-- begin --

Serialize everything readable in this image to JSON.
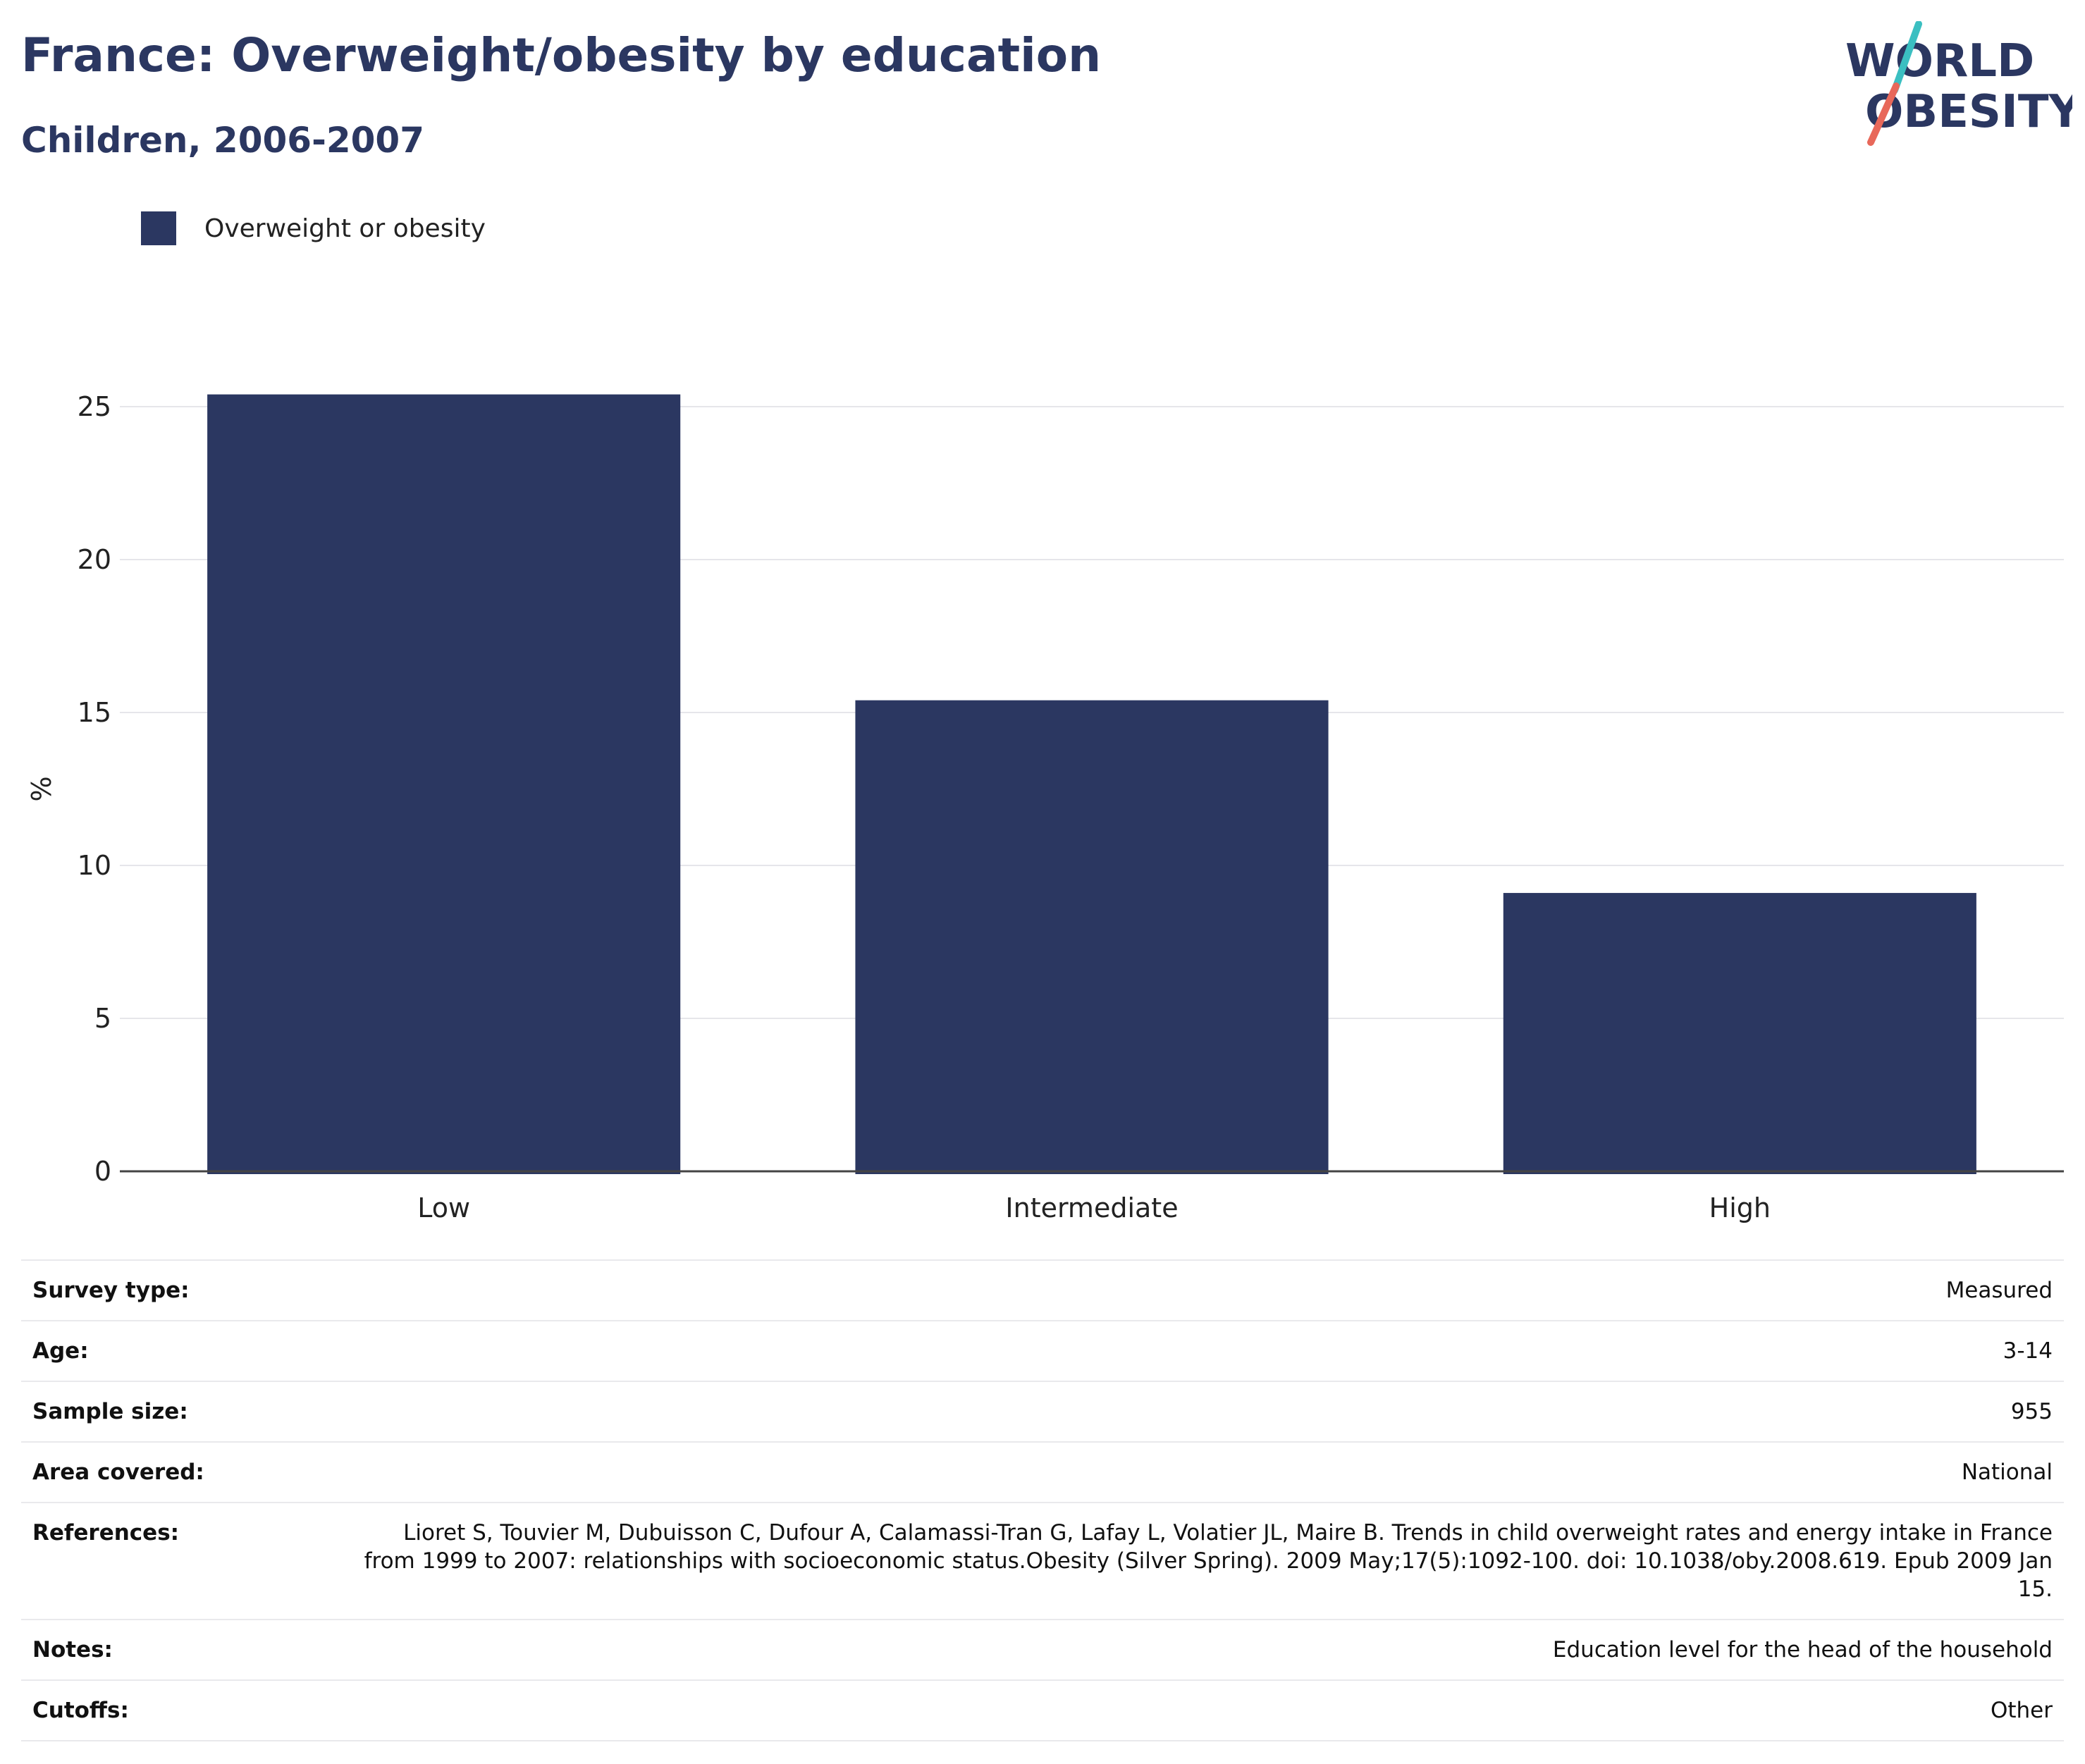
{
  "header": {
    "title": "France: Overweight/obesity by education",
    "subtitle": "Children, 2006-2007"
  },
  "logo": {
    "icon": "world-obesity-logo",
    "line1": "WORLD",
    "line2": "OBESITY",
    "colors": {
      "text": "#2b3761",
      "slash_top": "#3bbfc1",
      "slash_bottom": "#e8685a"
    }
  },
  "colors": {
    "bar": "#2b3761",
    "grid": "#e6e6ea",
    "axis": "#444444"
  },
  "chart_data": {
    "type": "bar",
    "categories": [
      "Low",
      "Intermediate",
      "High"
    ],
    "series": [
      {
        "name": "Overweight or obesity",
        "values": [
          25.4,
          15.4,
          9.1
        ]
      }
    ],
    "title": "France: Overweight/obesity by education",
    "subtitle": "Children, 2006-2007",
    "xlabel": "",
    "ylabel": "%",
    "ylim": [
      0,
      25.4
    ],
    "yticks": [
      0,
      5,
      10,
      15,
      20,
      25
    ],
    "grid": true,
    "legend": "top-left"
  },
  "info": [
    {
      "key": "Survey type:",
      "value": "Measured"
    },
    {
      "key": "Age:",
      "value": "3-14"
    },
    {
      "key": "Sample size:",
      "value": "955"
    },
    {
      "key": "Area covered:",
      "value": "National"
    },
    {
      "key": "References:",
      "value": "Lioret S, Touvier M, Dubuisson C, Dufour A, Calamassi-Tran G, Lafay L, Volatier JL, Maire B. Trends in child overweight rates and energy intake in France from 1999 to 2007: relationships with socioeconomic status.Obesity (Silver Spring). 2009 May;17(5):1092-100. doi: 10.1038/oby.2008.619. Epub 2009 Jan 15."
    },
    {
      "key": "Notes:",
      "value": "Education level for the head of the household"
    },
    {
      "key": "Cutoffs:",
      "value": "Other"
    }
  ]
}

-- end --

» Task description
Leave out the pictures and restate everything else word for word.

» Final answer
Serialize everything readable in this image to JSON.
{
  "header": {
    "title": "France: Overweight/obesity by education",
    "subtitle": "Children, 2006-2007"
  },
  "logo": {
    "icon": "world-obesity-logo",
    "line1": "WORLD",
    "line2": "OBESITY",
    "colors": {
      "text": "#2b3761",
      "slash_top": "#3bbfc1",
      "slash_bottom": "#e8685a"
    }
  },
  "colors": {
    "bar": "#2b3761",
    "grid": "#e6e6ea",
    "axis": "#444444"
  },
  "chart_data": {
    "type": "bar",
    "categories": [
      "Low",
      "Intermediate",
      "High"
    ],
    "series": [
      {
        "name": "Overweight or obesity",
        "values": [
          25.4,
          15.4,
          9.1
        ]
      }
    ],
    "title": "France: Overweight/obesity by education",
    "subtitle": "Children, 2006-2007",
    "xlabel": "",
    "ylabel": "%",
    "ylim": [
      0,
      25.4
    ],
    "yticks": [
      0,
      5,
      10,
      15,
      20,
      25
    ],
    "grid": true,
    "legend": "top-left"
  },
  "info": [
    {
      "key": "Survey type:",
      "value": "Measured"
    },
    {
      "key": "Age:",
      "value": "3-14"
    },
    {
      "key": "Sample size:",
      "value": "955"
    },
    {
      "key": "Area covered:",
      "value": "National"
    },
    {
      "key": "References:",
      "value": "Lioret S, Touvier M, Dubuisson C, Dufour A, Calamassi-Tran G, Lafay L, Volatier JL, Maire B. Trends in child overweight rates and energy intake in France from 1999 to 2007: relationships with socioeconomic status.Obesity (Silver Spring). 2009 May;17(5):1092-100. doi: 10.1038/oby.2008.619. Epub 2009 Jan 15."
    },
    {
      "key": "Notes:",
      "value": "Education level for the head of the household"
    },
    {
      "key": "Cutoffs:",
      "value": "Other"
    }
  ]
}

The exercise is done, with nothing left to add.